[Exercise directions]: Give the number of lines holding the string "Ужур", and nothing else.

[Provided data]:
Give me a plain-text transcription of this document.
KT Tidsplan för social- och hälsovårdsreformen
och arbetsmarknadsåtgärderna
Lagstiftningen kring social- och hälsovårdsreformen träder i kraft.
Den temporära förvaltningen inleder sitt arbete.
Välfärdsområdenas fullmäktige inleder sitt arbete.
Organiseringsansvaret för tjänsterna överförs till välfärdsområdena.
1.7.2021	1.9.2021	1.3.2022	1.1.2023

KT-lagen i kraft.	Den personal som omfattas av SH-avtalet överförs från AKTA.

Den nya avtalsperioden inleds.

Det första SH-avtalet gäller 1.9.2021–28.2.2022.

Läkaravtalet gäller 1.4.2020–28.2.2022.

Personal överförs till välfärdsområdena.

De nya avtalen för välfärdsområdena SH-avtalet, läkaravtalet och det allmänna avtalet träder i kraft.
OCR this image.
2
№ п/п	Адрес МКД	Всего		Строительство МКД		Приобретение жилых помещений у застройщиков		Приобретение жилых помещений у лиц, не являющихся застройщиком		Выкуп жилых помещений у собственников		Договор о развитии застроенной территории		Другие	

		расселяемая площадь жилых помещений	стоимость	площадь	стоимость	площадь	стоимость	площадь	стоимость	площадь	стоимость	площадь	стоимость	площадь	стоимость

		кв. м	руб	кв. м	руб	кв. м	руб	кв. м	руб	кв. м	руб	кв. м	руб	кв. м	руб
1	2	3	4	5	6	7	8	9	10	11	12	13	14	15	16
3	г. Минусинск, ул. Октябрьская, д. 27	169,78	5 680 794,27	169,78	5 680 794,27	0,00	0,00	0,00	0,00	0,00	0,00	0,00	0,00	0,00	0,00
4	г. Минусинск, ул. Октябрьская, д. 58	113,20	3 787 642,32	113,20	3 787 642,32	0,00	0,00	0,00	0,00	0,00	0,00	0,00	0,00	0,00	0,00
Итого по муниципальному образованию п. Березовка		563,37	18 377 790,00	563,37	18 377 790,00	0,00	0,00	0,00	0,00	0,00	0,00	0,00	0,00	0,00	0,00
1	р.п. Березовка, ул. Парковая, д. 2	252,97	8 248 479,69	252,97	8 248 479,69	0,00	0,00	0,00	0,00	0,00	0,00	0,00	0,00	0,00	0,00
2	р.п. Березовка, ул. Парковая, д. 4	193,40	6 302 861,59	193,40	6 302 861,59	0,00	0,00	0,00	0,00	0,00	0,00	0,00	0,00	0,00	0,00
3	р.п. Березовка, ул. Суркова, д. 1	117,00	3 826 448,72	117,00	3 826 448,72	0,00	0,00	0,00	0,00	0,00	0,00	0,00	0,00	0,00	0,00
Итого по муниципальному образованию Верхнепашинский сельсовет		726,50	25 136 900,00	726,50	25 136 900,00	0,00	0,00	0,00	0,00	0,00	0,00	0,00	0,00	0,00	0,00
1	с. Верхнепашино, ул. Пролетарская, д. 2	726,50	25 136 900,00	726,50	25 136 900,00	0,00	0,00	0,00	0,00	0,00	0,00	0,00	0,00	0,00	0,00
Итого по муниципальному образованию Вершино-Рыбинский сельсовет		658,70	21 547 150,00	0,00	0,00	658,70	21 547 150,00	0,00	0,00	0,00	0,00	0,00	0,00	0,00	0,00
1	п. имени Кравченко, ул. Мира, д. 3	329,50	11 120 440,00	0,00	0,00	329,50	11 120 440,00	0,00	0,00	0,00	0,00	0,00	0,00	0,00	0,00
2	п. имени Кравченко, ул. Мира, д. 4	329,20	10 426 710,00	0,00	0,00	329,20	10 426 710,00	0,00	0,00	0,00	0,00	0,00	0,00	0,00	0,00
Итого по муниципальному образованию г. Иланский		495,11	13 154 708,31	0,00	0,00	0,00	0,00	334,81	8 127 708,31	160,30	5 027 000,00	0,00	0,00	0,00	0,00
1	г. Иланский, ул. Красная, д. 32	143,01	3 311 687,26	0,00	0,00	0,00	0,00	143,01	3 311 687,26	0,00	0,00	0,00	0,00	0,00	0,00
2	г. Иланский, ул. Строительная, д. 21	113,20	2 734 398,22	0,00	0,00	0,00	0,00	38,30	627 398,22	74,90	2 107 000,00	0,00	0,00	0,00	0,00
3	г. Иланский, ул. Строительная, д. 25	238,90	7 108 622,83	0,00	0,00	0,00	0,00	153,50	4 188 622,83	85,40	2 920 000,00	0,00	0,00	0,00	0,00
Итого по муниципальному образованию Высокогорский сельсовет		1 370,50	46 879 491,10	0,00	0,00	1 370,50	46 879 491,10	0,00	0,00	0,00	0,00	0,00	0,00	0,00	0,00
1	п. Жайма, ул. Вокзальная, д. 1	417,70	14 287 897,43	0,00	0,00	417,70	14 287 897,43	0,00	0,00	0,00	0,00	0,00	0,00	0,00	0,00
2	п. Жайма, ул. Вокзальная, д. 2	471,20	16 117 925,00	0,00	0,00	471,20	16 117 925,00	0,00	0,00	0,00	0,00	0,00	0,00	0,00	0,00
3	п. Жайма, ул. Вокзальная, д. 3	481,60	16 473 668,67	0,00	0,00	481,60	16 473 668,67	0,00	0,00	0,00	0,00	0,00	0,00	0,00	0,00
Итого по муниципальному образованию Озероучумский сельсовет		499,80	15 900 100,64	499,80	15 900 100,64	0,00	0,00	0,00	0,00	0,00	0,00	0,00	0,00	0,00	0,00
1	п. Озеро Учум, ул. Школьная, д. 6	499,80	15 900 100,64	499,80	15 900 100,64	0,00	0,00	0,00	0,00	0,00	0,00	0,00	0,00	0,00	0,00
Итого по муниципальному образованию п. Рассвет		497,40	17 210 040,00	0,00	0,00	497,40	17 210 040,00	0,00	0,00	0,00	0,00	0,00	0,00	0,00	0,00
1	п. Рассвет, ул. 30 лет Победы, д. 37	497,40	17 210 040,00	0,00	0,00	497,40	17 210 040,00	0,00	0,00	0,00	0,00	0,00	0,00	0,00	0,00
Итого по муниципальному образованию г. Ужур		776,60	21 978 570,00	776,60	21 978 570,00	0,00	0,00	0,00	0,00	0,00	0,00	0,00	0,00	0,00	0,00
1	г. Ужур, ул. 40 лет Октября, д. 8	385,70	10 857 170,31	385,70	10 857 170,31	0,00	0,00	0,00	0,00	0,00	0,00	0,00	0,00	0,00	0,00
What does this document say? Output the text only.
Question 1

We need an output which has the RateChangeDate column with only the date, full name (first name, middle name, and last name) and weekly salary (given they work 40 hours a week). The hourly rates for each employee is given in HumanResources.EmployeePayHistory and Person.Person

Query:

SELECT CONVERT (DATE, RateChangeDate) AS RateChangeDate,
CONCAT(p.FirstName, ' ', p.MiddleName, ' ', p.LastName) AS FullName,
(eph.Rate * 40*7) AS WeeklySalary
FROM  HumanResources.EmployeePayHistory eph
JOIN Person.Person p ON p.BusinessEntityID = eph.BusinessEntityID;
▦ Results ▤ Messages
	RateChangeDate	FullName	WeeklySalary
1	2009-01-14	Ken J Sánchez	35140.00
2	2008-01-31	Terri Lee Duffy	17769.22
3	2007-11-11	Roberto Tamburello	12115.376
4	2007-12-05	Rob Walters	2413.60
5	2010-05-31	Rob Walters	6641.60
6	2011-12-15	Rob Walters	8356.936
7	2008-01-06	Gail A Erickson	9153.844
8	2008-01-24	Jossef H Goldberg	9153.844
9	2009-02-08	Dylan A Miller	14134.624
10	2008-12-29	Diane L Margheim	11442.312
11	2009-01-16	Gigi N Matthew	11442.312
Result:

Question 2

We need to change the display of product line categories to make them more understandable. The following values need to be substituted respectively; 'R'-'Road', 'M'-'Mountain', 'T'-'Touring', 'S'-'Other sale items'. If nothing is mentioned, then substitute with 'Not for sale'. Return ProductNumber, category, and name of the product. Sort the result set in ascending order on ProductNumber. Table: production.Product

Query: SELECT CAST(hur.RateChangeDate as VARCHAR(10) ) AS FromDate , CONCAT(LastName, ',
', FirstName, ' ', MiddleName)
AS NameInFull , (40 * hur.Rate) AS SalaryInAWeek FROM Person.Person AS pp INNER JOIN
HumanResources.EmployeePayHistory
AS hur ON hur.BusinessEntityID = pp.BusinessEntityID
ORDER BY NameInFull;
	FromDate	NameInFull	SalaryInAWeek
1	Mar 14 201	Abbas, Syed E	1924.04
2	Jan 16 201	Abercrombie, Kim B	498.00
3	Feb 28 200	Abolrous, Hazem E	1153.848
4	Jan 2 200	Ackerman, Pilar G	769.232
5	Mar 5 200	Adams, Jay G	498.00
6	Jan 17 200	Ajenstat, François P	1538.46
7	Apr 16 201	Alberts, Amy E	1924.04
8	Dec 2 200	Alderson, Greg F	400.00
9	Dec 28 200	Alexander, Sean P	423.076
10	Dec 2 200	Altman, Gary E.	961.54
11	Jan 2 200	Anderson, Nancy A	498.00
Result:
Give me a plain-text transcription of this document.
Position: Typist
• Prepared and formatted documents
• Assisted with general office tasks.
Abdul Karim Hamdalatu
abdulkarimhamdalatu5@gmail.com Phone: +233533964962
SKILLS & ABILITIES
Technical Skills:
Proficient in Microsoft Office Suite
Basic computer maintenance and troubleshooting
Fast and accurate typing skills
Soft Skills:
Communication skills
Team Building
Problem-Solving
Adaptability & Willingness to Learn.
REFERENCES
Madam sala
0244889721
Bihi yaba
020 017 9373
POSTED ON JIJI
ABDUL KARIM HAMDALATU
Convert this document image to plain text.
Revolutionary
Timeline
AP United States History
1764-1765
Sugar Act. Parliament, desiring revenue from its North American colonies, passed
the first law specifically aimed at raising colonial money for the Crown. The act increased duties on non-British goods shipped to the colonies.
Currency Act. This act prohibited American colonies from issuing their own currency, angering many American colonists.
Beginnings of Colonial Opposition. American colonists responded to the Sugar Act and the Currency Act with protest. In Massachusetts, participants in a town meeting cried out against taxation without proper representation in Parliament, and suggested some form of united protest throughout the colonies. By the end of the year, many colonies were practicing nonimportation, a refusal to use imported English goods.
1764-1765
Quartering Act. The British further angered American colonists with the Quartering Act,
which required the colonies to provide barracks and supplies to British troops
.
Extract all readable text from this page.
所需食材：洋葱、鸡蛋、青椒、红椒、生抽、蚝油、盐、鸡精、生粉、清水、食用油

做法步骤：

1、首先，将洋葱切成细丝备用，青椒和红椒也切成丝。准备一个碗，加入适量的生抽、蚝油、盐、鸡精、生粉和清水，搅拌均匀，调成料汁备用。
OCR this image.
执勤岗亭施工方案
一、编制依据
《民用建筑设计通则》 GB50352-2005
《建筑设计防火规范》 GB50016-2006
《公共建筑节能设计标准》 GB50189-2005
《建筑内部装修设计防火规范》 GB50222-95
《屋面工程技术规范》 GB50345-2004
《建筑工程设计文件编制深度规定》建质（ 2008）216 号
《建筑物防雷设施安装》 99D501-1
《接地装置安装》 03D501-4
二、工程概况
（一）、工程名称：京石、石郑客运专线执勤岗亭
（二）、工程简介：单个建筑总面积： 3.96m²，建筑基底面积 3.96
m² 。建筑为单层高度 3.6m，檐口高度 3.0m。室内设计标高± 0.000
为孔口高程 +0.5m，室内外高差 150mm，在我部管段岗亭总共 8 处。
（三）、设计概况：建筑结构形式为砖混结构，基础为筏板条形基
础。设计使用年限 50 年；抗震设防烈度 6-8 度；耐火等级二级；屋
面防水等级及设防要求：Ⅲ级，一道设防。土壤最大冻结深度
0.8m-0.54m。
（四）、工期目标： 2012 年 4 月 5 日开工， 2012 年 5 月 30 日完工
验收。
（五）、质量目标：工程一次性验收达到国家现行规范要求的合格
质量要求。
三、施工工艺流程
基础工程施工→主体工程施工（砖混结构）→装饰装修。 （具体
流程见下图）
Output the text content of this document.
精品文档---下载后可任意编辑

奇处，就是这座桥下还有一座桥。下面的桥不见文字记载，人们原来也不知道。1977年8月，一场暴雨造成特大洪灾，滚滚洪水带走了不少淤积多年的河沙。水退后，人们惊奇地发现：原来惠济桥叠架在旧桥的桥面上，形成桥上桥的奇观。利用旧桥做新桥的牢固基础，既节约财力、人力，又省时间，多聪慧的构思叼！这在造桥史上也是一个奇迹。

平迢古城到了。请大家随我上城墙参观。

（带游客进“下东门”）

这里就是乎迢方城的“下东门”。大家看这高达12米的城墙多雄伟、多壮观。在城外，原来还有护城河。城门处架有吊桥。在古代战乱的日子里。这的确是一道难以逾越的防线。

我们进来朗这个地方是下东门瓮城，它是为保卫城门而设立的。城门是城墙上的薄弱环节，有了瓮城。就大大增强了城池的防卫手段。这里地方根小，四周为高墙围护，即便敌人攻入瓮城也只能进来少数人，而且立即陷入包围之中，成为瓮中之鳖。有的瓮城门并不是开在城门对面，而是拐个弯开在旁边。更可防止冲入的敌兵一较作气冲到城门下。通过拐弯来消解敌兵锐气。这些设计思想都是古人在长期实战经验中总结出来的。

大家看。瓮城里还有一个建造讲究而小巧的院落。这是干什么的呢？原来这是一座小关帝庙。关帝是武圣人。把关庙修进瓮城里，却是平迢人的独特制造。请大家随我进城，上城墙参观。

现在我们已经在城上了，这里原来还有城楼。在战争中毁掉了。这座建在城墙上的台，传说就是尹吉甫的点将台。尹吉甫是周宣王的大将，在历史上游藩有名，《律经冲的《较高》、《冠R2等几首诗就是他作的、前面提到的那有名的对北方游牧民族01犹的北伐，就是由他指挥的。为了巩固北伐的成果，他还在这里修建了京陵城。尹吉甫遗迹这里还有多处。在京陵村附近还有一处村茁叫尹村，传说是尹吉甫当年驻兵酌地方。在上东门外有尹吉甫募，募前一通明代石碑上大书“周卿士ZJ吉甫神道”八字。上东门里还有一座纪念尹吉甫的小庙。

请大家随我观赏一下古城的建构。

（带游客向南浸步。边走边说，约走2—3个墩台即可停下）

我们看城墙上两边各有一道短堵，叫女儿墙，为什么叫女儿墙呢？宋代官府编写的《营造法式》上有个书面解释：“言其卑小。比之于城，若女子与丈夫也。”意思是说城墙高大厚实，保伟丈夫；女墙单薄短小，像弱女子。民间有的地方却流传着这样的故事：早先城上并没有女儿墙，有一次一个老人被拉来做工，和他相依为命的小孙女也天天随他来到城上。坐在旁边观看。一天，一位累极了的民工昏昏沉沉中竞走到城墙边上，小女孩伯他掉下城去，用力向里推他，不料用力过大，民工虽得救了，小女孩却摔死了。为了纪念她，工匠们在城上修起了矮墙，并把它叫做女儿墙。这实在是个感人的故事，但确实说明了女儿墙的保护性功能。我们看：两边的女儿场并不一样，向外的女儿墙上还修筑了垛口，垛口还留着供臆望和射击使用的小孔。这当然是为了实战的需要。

[Result of the task]: 2